WORK REQUIRED
What you return should match every record exactly, with the images removed.

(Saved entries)
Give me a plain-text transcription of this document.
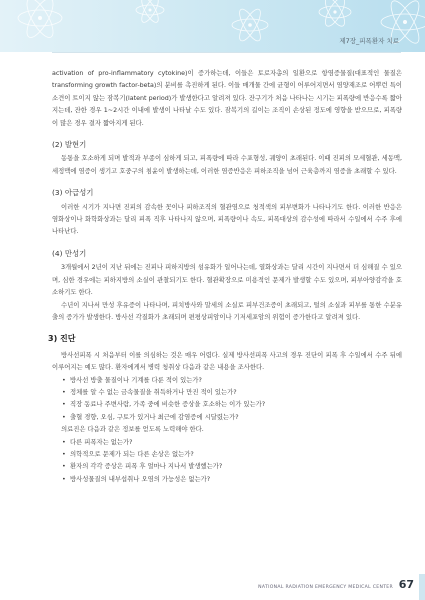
제7장_피폭환자 치료

activation of pro-inflammatory cytokine)이 증가하는데, 이들은 토로자총의 일환으로 항염증물질(대표적인 물질은 transforming growth factor-beta)의 분비를 촉진하게 된다. 이들 매개물 간에 균형이 어루어지면서 염양재조로 어뿌런 특이소견이 트이지 않는 잠복기(latent period)가 발생한다고 알려져 있다. 잔구기가 처음 나타나는 시기는 피폭량에 반응수록 짧아지는데, 잔한 경우 1~2시간 이내에 발생이 나타날 수도 있다. 잠복기의 길이는 조직이 손상된 정도에 영향을 받으므로, 피폭량이 많은 경우 결자 짧아지게 된다.

(2) 발현기

동통을 호소하게 되며 발적과 부종이 심하게 되고, 피폭량에 따라 수포형성, 궤양이 초래된다. 이때 진피의 모세혈관, 세동맥, 세정맥에 염증이 생기고 호중구의 침윤이 발생하는데, 이러한 염증반응은 피하조직을 넘어 근육층까지 염증을 초래할 수 있다.

(3) 아급성기

이러한 시기가 지나면 진피의 감속한 꼿이나 피하조직의 혈관염으로 청적색의 피부변화가 나타나기도 한다. 이러한 반응은 염화상이나 화학화상과는 달리 피폭 직후 나타나지 않으며, 피폭량이나 속도, 피폭대상의 감수성에 따라서 수일에서 수주 후에 나타난다.

(4) 만성기

3개월에서 2년이 지난 뒤에는 진피나 피하지방의 섬유화가 일어나는데, 열화상과는 달리 시간이 지나면서 더 심해질 수 있으며, 심한 경우에는 피하지방의 소실이 관찰되기도 한다. 혈관확장으로 미용적인 문제가 발생할 수도 있으며, 피부아양감각을 호소하기도 한다.

수년이 지나서 만성 후유증이 나타나며, 피치방사와 말세의 소실로 피부건조증이 초래되고, 털의 소실과 피부를 통한 수분유출의 증가가 발생한다. 방사선 각질화가 초래되며 편평상피암이나 기저세포암의 위험이 증가한다고 알려져 있다.

3) 진단

방사선피폭 시 처음부터 이를 의심하는 것은 매우 어렵다. 실제 방사선피폭 사고의 경우 진단이 피폭 후 수일에서 수주 뒤에 이루어지는 예도 많다. 환자에게서 병력 청취상 다음과 같은 내용을 조사한다.

• 방사선 방출 물질이나 기계를 다룬 적이 있는가?
• 정체를 알 수 없는 금속물질을 취득하거나 만진 적이 있는가?
• 직장 동료나 주변사람, 가족 중에 비슷한 증상을 호소하는 이가 있는가?
• 출혈 경향, 오심, 구토가 있거나 최근에 감염증에 시달렸는가?

의료진은 다음과 같은 정보를 얻도록 노력해야 한다.

• 다른 피폭자는 없는가?
• 의학적으로 문제가 되는 다른 손상은 없는가?
• 환자의 각각 증상은 피폭 후 얼마나 지나서 발생했는가?
• 방사성물질의 내부섭취나 오염의 가능성은 없는가?
NATIONAL RADIATION EMERGENCY MEDICAL CENTER 67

EXPECTED ANSWER
Give me a plain-text transcription of this document.
제7장_피폭환자 치료

activation of pro-inflammatory cytokine)이 증가하는데, 이들은 토로자총의 일환으로 항염증물질(대표적인 물질은 transforming growth factor-beta)의 분비를 촉진하게 된다. 이들 매개물 간에 균형이 어루어지면서 염양재조로 어뿌런 특이소견이 트이지 않는 잠복기(latent period)가 발생한다고 알려져 있다. 잔구기가 처음 나타나는 시기는 피폭량에 반응수록 짧아지는데, 잔한 경우 1~2시간 이내에 발생이 나타날 수도 있다. 잠복기의 길이는 조직이 손상된 정도에 영향을 받으므로, 피폭량이 많은 경우 결자 짧아지게 된다.

(2) 발현기

동통을 호소하게 되며 발적과 부종이 심하게 되고, 피폭량에 따라 수포형성, 궤양이 초래된다. 이때 진피의 모세혈관, 세동맥, 세정맥에 염증이 생기고 호중구의 침윤이 발생하는데, 이러한 염증반응은 피하조직을 넘어 근육층까지 염증을 초래할 수 있다.

(3) 아급성기

이러한 시기가 지나면 진피의 감속한 꼿이나 피하조직의 혈관염으로 청적색의 피부변화가 나타나기도 한다. 이러한 반응은 염화상이나 화학화상과는 달리 피폭 직후 나타나지 않으며, 피폭량이나 속도, 피폭대상의 감수성에 따라서 수일에서 수주 후에 나타난다.

(4) 만성기

3개월에서 2년이 지난 뒤에는 진피나 피하지방의 섬유화가 일어나는데, 열화상과는 달리 시간이 지나면서 더 심해질 수 있으며, 심한 경우에는 피하지방의 소실이 관찰되기도 한다. 혈관확장으로 미용적인 문제가 발생할 수도 있으며, 피부아양감각을 호소하기도 한다.

수년이 지나서 만성 후유증이 나타나며, 피치방사와 말세의 소실로 피부건조증이 초래되고, 털의 소실과 피부를 통한 수분유출의 증가가 발생한다. 방사선 각질화가 초래되며 편평상피암이나 기저세포암의 위험이 증가한다고 알려져 있다.

3) 진단

방사선피폭 시 처음부터 이를 의심하는 것은 매우 어렵다. 실제 방사선피폭 사고의 경우 진단이 피폭 후 수일에서 수주 뒤에 이루어지는 예도 많다. 환자에게서 병력 청취상 다음과 같은 내용을 조사한다.

• 방사선 방출 물질이나 기계를 다룬 적이 있는가?
• 정체를 알 수 없는 금속물질을 취득하거나 만진 적이 있는가?
• 직장 동료나 주변사람, 가족 중에 비슷한 증상을 호소하는 이가 있는가?
• 출혈 경향, 오심, 구토가 있거나 최근에 감염증에 시달렸는가?

의료진은 다음과 같은 정보를 얻도록 노력해야 한다.

• 다른 피폭자는 없는가?
• 의학적으로 문제가 되는 다른 손상은 없는가?
• 환자의 각각 증상은 피폭 후 얼마나 지나서 발생했는가?
• 방사성물질의 내부섭취나 오염의 가능성은 없는가?
NATIONAL RADIATION EMERGENCY MEDICAL CENTER 67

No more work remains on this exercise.